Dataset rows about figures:
※
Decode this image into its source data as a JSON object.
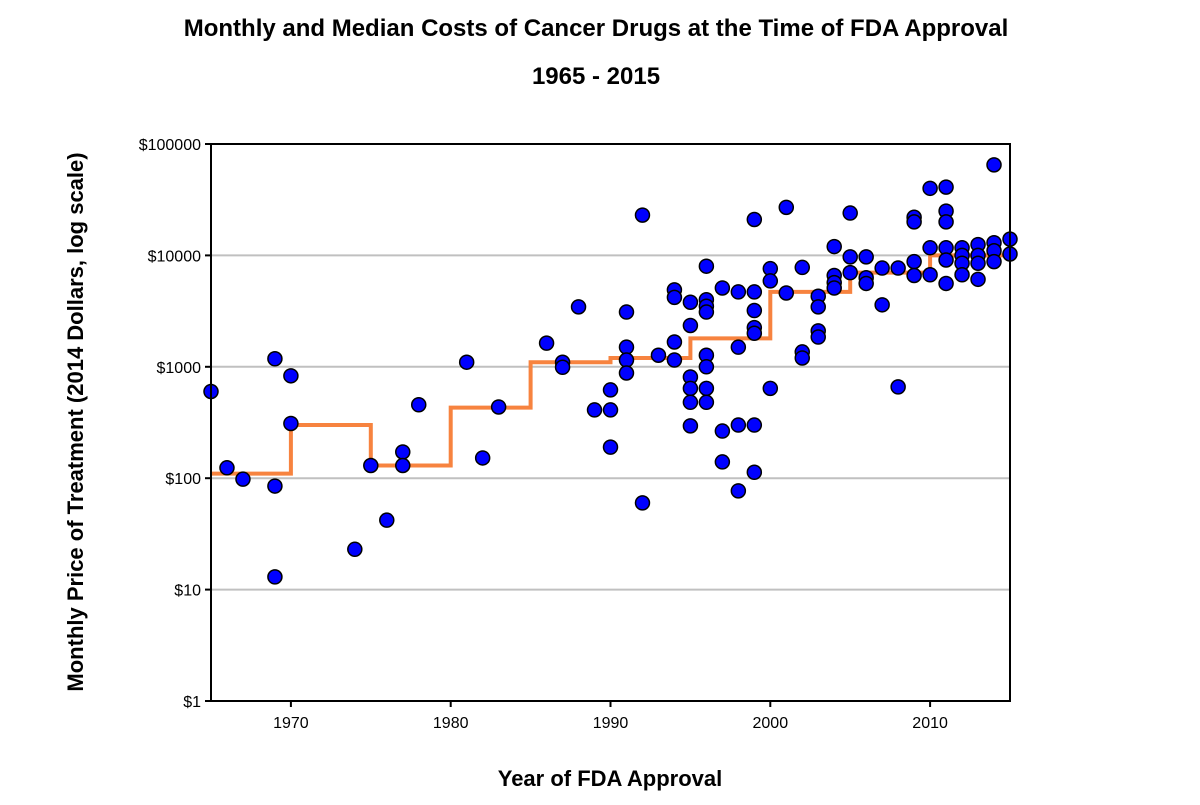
{
  "chart_data": {
    "type": "scatter",
    "title": "Monthly and Median Costs of Cancer Drugs at the Time of FDA Approval",
    "subtitle": "1965 - 2015",
    "xlabel": "Year of FDA Approval",
    "ylabel": "Monthly Price of Treatment (2014 Dollars, log scale)",
    "xlim": [
      1965,
      2015
    ],
    "ylim": [
      1,
      100000
    ],
    "yscale": "log",
    "grid": "horizontal",
    "x_ticks": [
      1970,
      1980,
      1990,
      2000,
      2010
    ],
    "y_ticks": [
      {
        "value": 1,
        "label": "$1"
      },
      {
        "value": 10,
        "label": "$10"
      },
      {
        "value": 100,
        "label": "$100"
      },
      {
        "value": 1000,
        "label": "$1000"
      },
      {
        "value": 10000,
        "label": "$10000"
      },
      {
        "value": 100000,
        "label": "$100000"
      }
    ],
    "colors": {
      "points": "#0000ff",
      "median": "#f7833f",
      "grid": "#c0c0c0"
    },
    "points": [
      [
        1965,
        600
      ],
      [
        1966,
        124
      ],
      [
        1967,
        98
      ],
      [
        1969,
        1180
      ],
      [
        1969,
        85
      ],
      [
        1969,
        13
      ],
      [
        1970,
        830
      ],
      [
        1970,
        310
      ],
      [
        1974,
        23
      ],
      [
        1975,
        130
      ],
      [
        1976,
        42
      ],
      [
        1977,
        172
      ],
      [
        1977,
        130
      ],
      [
        1978,
        456
      ],
      [
        1981,
        1100
      ],
      [
        1982,
        152
      ],
      [
        1983,
        436
      ],
      [
        1986,
        1630
      ],
      [
        1987,
        1100
      ],
      [
        1987,
        990
      ],
      [
        1988,
        3450
      ],
      [
        1989,
        410
      ],
      [
        1990,
        410
      ],
      [
        1990,
        620
      ],
      [
        1990,
        190
      ],
      [
        1991,
        3100
      ],
      [
        1991,
        1500
      ],
      [
        1991,
        1150
      ],
      [
        1991,
        880
      ],
      [
        1992,
        23000
      ],
      [
        1992,
        60
      ],
      [
        1993,
        1270
      ],
      [
        1994,
        4900
      ],
      [
        1994,
        4200
      ],
      [
        1994,
        1670
      ],
      [
        1994,
        1150
      ],
      [
        1995,
        3800
      ],
      [
        1995,
        2350
      ],
      [
        1995,
        810
      ],
      [
        1995,
        640
      ],
      [
        1995,
        480
      ],
      [
        1995,
        295
      ],
      [
        1996,
        8000
      ],
      [
        1996,
        4000
      ],
      [
        1996,
        3500
      ],
      [
        1996,
        3100
      ],
      [
        1996,
        1270
      ],
      [
        1996,
        1000
      ],
      [
        1996,
        640
      ],
      [
        1996,
        480
      ],
      [
        1997,
        5100
      ],
      [
        1997,
        265
      ],
      [
        1997,
        140
      ],
      [
        1998,
        4700
      ],
      [
        1998,
        1500
      ],
      [
        1998,
        300
      ],
      [
        1998,
        77
      ],
      [
        1999,
        21000
      ],
      [
        1999,
        4700
      ],
      [
        1999,
        3200
      ],
      [
        1999,
        2250
      ],
      [
        1999,
        2000
      ],
      [
        1999,
        300
      ],
      [
        1999,
        113
      ],
      [
        2000,
        7600
      ],
      [
        2000,
        5900
      ],
      [
        2000,
        640
      ],
      [
        2001,
        27000
      ],
      [
        2001,
        4600
      ],
      [
        2002,
        7800
      ],
      [
        2002,
        1360
      ],
      [
        2002,
        1200
      ],
      [
        2003,
        4300
      ],
      [
        2003,
        3450
      ],
      [
        2003,
        2100
      ],
      [
        2003,
        1850
      ],
      [
        2004,
        12000
      ],
      [
        2004,
        6600
      ],
      [
        2004,
        5700
      ],
      [
        2004,
        5100
      ],
      [
        2005,
        24000
      ],
      [
        2005,
        9700
      ],
      [
        2005,
        7000
      ],
      [
        2006,
        9700
      ],
      [
        2006,
        6300
      ],
      [
        2006,
        5600
      ],
      [
        2007,
        7700
      ],
      [
        2007,
        3600
      ],
      [
        2008,
        7700
      ],
      [
        2008,
        660
      ],
      [
        2009,
        22000
      ],
      [
        2009,
        20000
      ],
      [
        2009,
        8800
      ],
      [
        2009,
        6600
      ],
      [
        2010,
        40000
      ],
      [
        2010,
        11700
      ],
      [
        2010,
        6700
      ],
      [
        2011,
        41000
      ],
      [
        2011,
        25000
      ],
      [
        2011,
        20000
      ],
      [
        2011,
        11700
      ],
      [
        2011,
        9100
      ],
      [
        2011,
        5600
      ],
      [
        2012,
        11700
      ],
      [
        2012,
        10000
      ],
      [
        2012,
        8500
      ],
      [
        2012,
        6700
      ],
      [
        2013,
        12500
      ],
      [
        2013,
        10000
      ],
      [
        2013,
        8500
      ],
      [
        2013,
        6100
      ],
      [
        2014,
        65000
      ],
      [
        2014,
        13000
      ],
      [
        2014,
        11000
      ],
      [
        2014,
        8800
      ],
      [
        2015,
        14000
      ],
      [
        2015,
        10300
      ]
    ],
    "median_steps": [
      {
        "from": 1965,
        "to": 1970,
        "value": 110
      },
      {
        "from": 1970,
        "to": 1975,
        "value": 300
      },
      {
        "from": 1975,
        "to": 1980,
        "value": 130
      },
      {
        "from": 1980,
        "to": 1985,
        "value": 430
      },
      {
        "from": 1985,
        "to": 1990,
        "value": 1100
      },
      {
        "from": 1990,
        "to": 1995,
        "value": 1200
      },
      {
        "from": 1995,
        "to": 2000,
        "value": 1800
      },
      {
        "from": 2000,
        "to": 2005,
        "value": 4700
      },
      {
        "from": 2005,
        "to": 2010,
        "value": 7000
      },
      {
        "from": 2010,
        "to": 2015,
        "value": 10000
      }
    ]
  }
}
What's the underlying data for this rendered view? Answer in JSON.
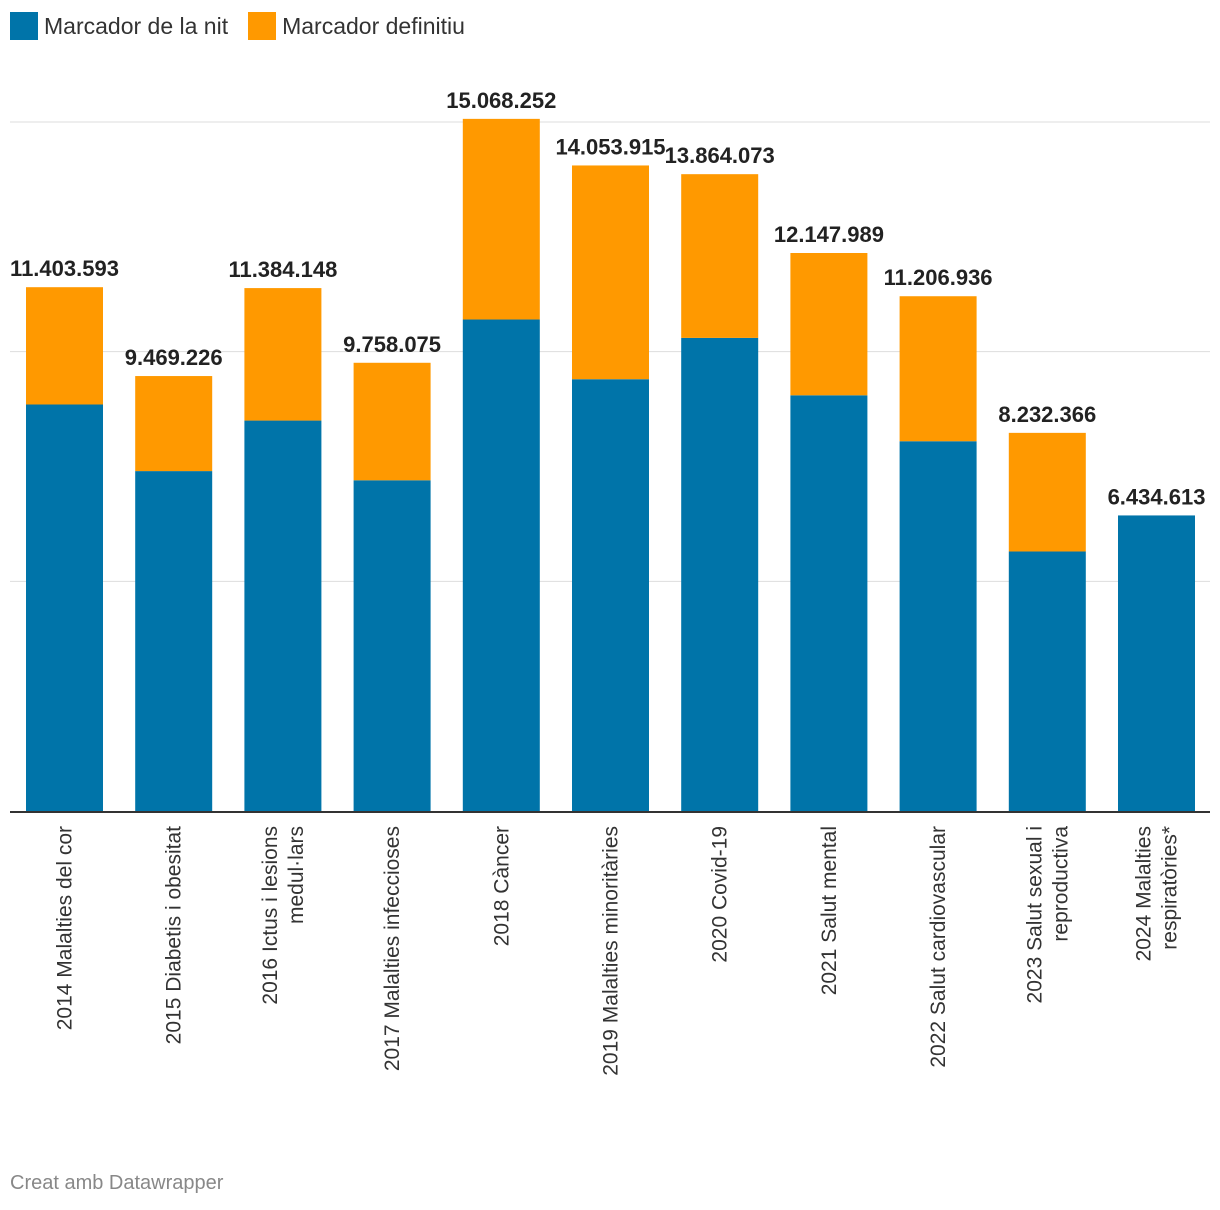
{
  "legend": {
    "items": [
      {
        "label": "Marcador de la nit",
        "color": "#0074a9"
      },
      {
        "label": "Marcador definitiu",
        "color": "#ff9900"
      }
    ]
  },
  "footer": {
    "credit": "Creat amb Datawrapper"
  },
  "chart_data": {
    "type": "bar",
    "stacked": true,
    "title": "",
    "xlabel": "",
    "ylabel": "",
    "ylim": [
      0,
      15000000
    ],
    "grid": true,
    "legend_position": "top-left",
    "categories": [
      [
        "2014 Malalties del cor"
      ],
      [
        "2015 Diabetis i obesitat"
      ],
      [
        "2016 Ictus i lesions",
        "medul·lars"
      ],
      [
        "2017 Malalties infeccioses"
      ],
      [
        "2018 Càncer"
      ],
      [
        "2019 Malalties minoritàries"
      ],
      [
        "2020 Covid-19"
      ],
      [
        "2021 Salut mental"
      ],
      [
        "2022 Salut cardiovascular"
      ],
      [
        "2023 Salut sexual i",
        "reproductiva"
      ],
      [
        "2024 Malalties",
        "respiratòries*"
      ]
    ],
    "series": [
      {
        "name": "Marcador de la nit",
        "color": "#0074a9",
        "values": [
          8850000,
          7400000,
          8500000,
          7200000,
          10700000,
          9400000,
          10300000,
          9050000,
          8050000,
          5650000,
          6434613
        ]
      },
      {
        "name": "Marcador definitiu",
        "color": "#ff9900",
        "values": [
          2553593,
          2069226,
          2884148,
          2558075,
          4368252,
          4653915,
          3564073,
          3097989,
          3156936,
          2582366,
          0
        ]
      }
    ],
    "totals": [
      "11.403.593",
      "9.469.226",
      "11.384.148",
      "9.758.075",
      "15.068.252",
      "14.053.915",
      "13.864.073",
      "12.147.989",
      "11.206.936",
      "8.232.366",
      "6.434.613"
    ]
  }
}
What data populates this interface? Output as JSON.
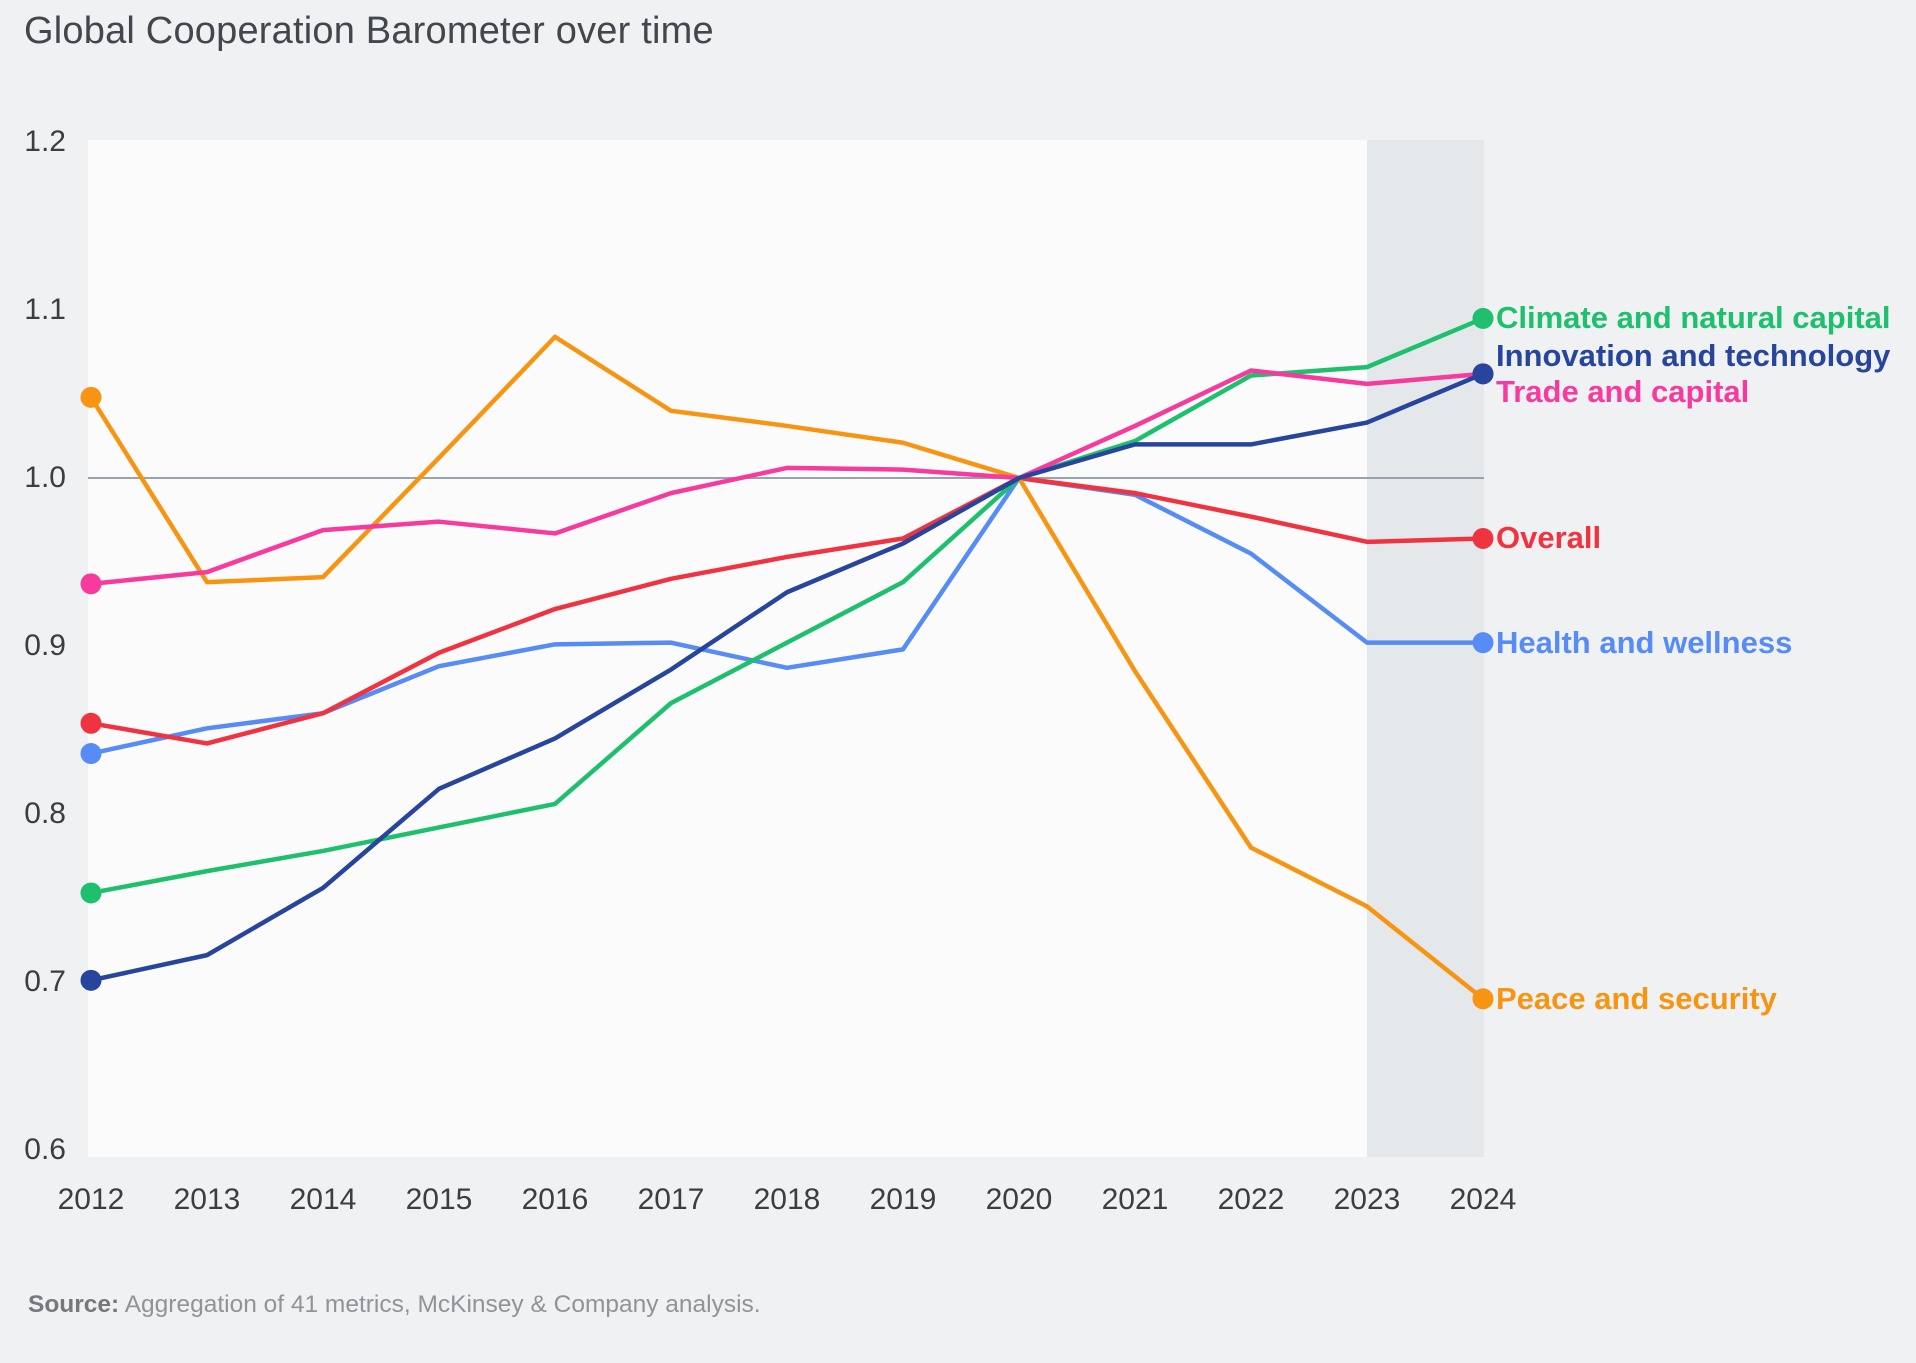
{
  "title": "Global Cooperation Barometer over time",
  "source": {
    "label": "Source:",
    "text": "Aggregation of 41 metrics, McKinsey & Company analysis."
  },
  "colors": {
    "page_bg": "#eff1f2",
    "plot_bg": "#fafbfa",
    "highlight_band": "#e5e8ea",
    "gridline": "#9aa2ab",
    "axis_text": "#3a3e43",
    "title_text": "#42464d"
  },
  "chart_data": {
    "type": "line",
    "x": [
      2012,
      2013,
      2014,
      2015,
      2016,
      2017,
      2018,
      2019,
      2020,
      2021,
      2022,
      2023,
      2024
    ],
    "series": [
      {
        "name": "Climate and natural capital",
        "color": "#1ec06d",
        "values": [
          0.753,
          0.766,
          0.778,
          0.792,
          0.806,
          0.866,
          0.902,
          0.938,
          1.0,
          1.022,
          1.061,
          1.066,
          1.095
        ]
      },
      {
        "name": "Innovation and technology",
        "color": "#27459c",
        "values": [
          0.701,
          0.716,
          0.756,
          0.815,
          0.845,
          0.886,
          0.932,
          0.961,
          1.0,
          1.02,
          1.02,
          1.033,
          1.062
        ]
      },
      {
        "name": "Trade and capital",
        "color": "#f73a9e",
        "values": [
          0.937,
          0.944,
          0.969,
          0.974,
          0.967,
          0.991,
          1.006,
          1.005,
          1.0,
          1.031,
          1.064,
          1.056,
          1.062
        ]
      },
      {
        "name": "Overall",
        "color": "#ef3340",
        "values": [
          0.854,
          0.842,
          0.86,
          0.896,
          0.922,
          0.94,
          0.953,
          0.964,
          1.0,
          0.991,
          0.977,
          0.962,
          0.964
        ]
      },
      {
        "name": "Health and wellness",
        "color": "#578bf5",
        "values": [
          0.836,
          0.851,
          0.86,
          0.888,
          0.901,
          0.902,
          0.887,
          0.898,
          1.0,
          0.99,
          0.955,
          0.902,
          0.902
        ]
      },
      {
        "name": "Peace and security",
        "color": "#f79412",
        "values": [
          1.048,
          0.938,
          0.941,
          1.012,
          1.084,
          1.04,
          1.031,
          1.021,
          1.0,
          0.885,
          0.78,
          0.745,
          0.69
        ]
      }
    ],
    "ylim": [
      0.6,
      1.2
    ],
    "yticks": [
      1.2,
      1.1,
      1.0,
      0.9,
      0.8,
      0.7,
      0.6
    ],
    "baseline": 1.0,
    "highlight_band_years": [
      2023,
      2024
    ],
    "grid": "baseline-only",
    "legend_position": "right",
    "endpoint_dots": true
  }
}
※
Exercise aim:
Counting only lines of the data above that hold "Marcador", report the total and nothing else.

Result:
4